## EXERCISE AIM
Please rewrite the listing as a Markdown table with the columns Row and Line text, starting with the line that contains "connector-line bbox=[894, 263, 951, 266]" and going on through the line that contains "x-axis-label: Consumption, 2000". Number each row and leave out any blank lines.

----- RECORDS SUPPLIED -----

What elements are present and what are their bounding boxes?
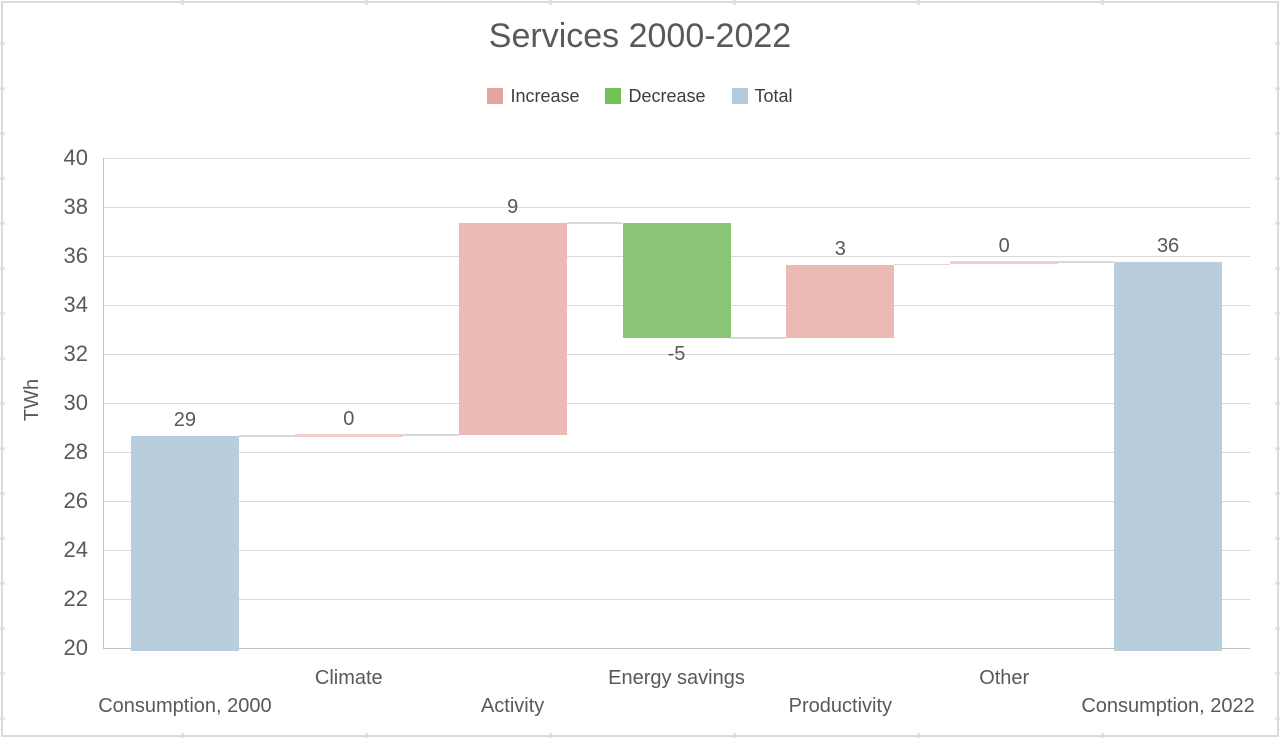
connector-line bbox=[894, 263, 951, 266]
bar-increase bbox=[458, 222, 567, 435]
chart-title: Services 2000-2022 bbox=[488, 17, 792, 55]
x-axis-label: Activity bbox=[480, 695, 545, 717]
value-label: 0 bbox=[998, 235, 1010, 258]
legend: Increase Decrease Total bbox=[0, 87, 1280, 105]
y-tick-label: 22 bbox=[63, 586, 88, 611]
gridline bbox=[103, 206, 1250, 208]
bar-zero bbox=[950, 261, 1059, 265]
y-tick-label: 30 bbox=[63, 390, 88, 415]
y-tick-label: 24 bbox=[63, 537, 88, 562]
y-tick-label: 26 bbox=[63, 488, 88, 513]
x-axis-label: Energy savings bbox=[608, 667, 745, 689]
bar-zero bbox=[294, 433, 403, 437]
y-tick-label: 38 bbox=[63, 194, 88, 219]
legend-swatch-decrease bbox=[605, 88, 622, 104]
gridline bbox=[103, 500, 1250, 502]
legend-label: Decrease bbox=[628, 86, 706, 106]
bar-total bbox=[1114, 262, 1223, 651]
value-label: 3 bbox=[834, 237, 846, 260]
y-tick-label: 40 bbox=[63, 145, 88, 170]
gridline bbox=[103, 598, 1250, 600]
connector-line bbox=[238, 435, 295, 437]
legend-item-decrease: Decrease bbox=[605, 86, 706, 106]
value-label: 0 bbox=[343, 407, 355, 430]
gridline bbox=[103, 353, 1250, 355]
bar-decrease bbox=[622, 222, 731, 339]
y-tick-label: 20 bbox=[63, 635, 88, 660]
bar-increase bbox=[786, 264, 895, 339]
value-label: -5 bbox=[667, 343, 686, 366]
connector-line bbox=[566, 222, 623, 224]
legend-label: Increase bbox=[510, 86, 580, 106]
x-axis-label: Consumption, 2000 bbox=[98, 695, 272, 717]
value-label: 29 bbox=[173, 409, 197, 432]
y-tick-label: 32 bbox=[63, 341, 88, 366]
x-axis-label: Consumption, 2022 bbox=[1081, 695, 1255, 717]
legend-item-total: Total bbox=[731, 86, 793, 106]
connector-line bbox=[730, 337, 787, 339]
value-label: 36 bbox=[1156, 235, 1180, 258]
y-axis-line bbox=[103, 158, 104, 648]
bar-total bbox=[130, 436, 239, 651]
gridline bbox=[103, 549, 1250, 551]
legend-item-increase: Increase bbox=[487, 87, 579, 105]
x-axis-label: Climate bbox=[314, 667, 383, 689]
x-axis-label: Other bbox=[979, 667, 1030, 689]
gridline bbox=[103, 157, 1250, 159]
y-tick-label: 34 bbox=[63, 292, 88, 317]
connector-line bbox=[402, 434, 459, 436]
y-tick-label: 28 bbox=[63, 439, 88, 464]
x-axis-label: Productivity bbox=[788, 695, 893, 717]
value-label: 9 bbox=[507, 195, 519, 218]
legend-swatch-increase bbox=[487, 88, 504, 104]
legend-label: Total bbox=[754, 86, 793, 106]
gridline bbox=[103, 451, 1250, 453]
x-axis-line bbox=[103, 647, 1250, 649]
legend-swatch-total bbox=[731, 88, 748, 104]
y-tick-label: 36 bbox=[63, 243, 88, 268]
connector-line bbox=[1058, 261, 1115, 263]
gridline bbox=[103, 402, 1250, 404]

-----

## PROBLEM SOLUTION
| Row | Line text |
|---|---|
| 1 | connector-line bbox=[894, 263, 951, 266] |
| 2 | bar-increase bbox=[458, 222, 567, 435] |
| 3 | chart-title: Services 2000-2022 bbox=[488, 17, 792, 55] |
| 4 | x-axis-label: Activity bbox=[480, 695, 545, 717] |
| 5 | value-label: 0 bbox=[998, 235, 1010, 258] |
| 6 | legend: Increase Decrease Total bbox=[0, 87, 1280, 105] |
| 7 | y-tick-label: 22 bbox=[63, 586, 88, 611] |
| 8 | gridline bbox=[103, 206, 1250, 208] |
| 9 | bar-zero bbox=[950, 261, 1059, 265] |
| 10 | y-tick-label: 30 bbox=[63, 390, 88, 415] |
| 11 | y-tick-label: 24 bbox=[63, 537, 88, 562] |
| 12 | y-tick-label: 26 bbox=[63, 488, 88, 513] |
| 13 | x-axis-label: Energy savings bbox=[608, 667, 745, 689] |
| 14 | bar-zero bbox=[294, 433, 403, 437] |
| 15 | y-tick-label: 38 bbox=[63, 194, 88, 219] |
| 16 | legend-swatch-decrease bbox=[605, 88, 622, 104] |
| 17 | gridline bbox=[103, 500, 1250, 502] |
| 18 | legend-label: Decrease bbox=[628, 86, 706, 106] |
| 19 | bar-total bbox=[1114, 262, 1223, 651] |
| 20 | value-label: 3 bbox=[834, 237, 846, 260] |
| 21 | y-tick-label: 40 bbox=[63, 145, 88, 170] |
| 22 | gridline bbox=[103, 598, 1250, 600] |
| 23 | connector-line bbox=[238, 435, 295, 437] |
| 24 | legend-item-decrease: Decrease bbox=[605, 86, 706, 106] |
| 25 | value-label: 0 bbox=[343, 407, 355, 430] |
| 26 | gridline bbox=[103, 353, 1250, 355] |
| 27 | bar-decrease bbox=[622, 222, 731, 339] |
| 28 | y-tick-label: 20 bbox=[63, 635, 88, 660] |
| 29 | bar-increase bbox=[786, 264, 895, 339] |
| 30 | value-label: -5 bbox=[667, 343, 686, 366] |
| 31 | connector-line bbox=[566, 222, 623, 224] |
| 32 | legend-label: Increase bbox=[510, 86, 580, 106] |
| 33 | x-axis-label: Consumption, 2000 bbox=[98, 695, 272, 717] |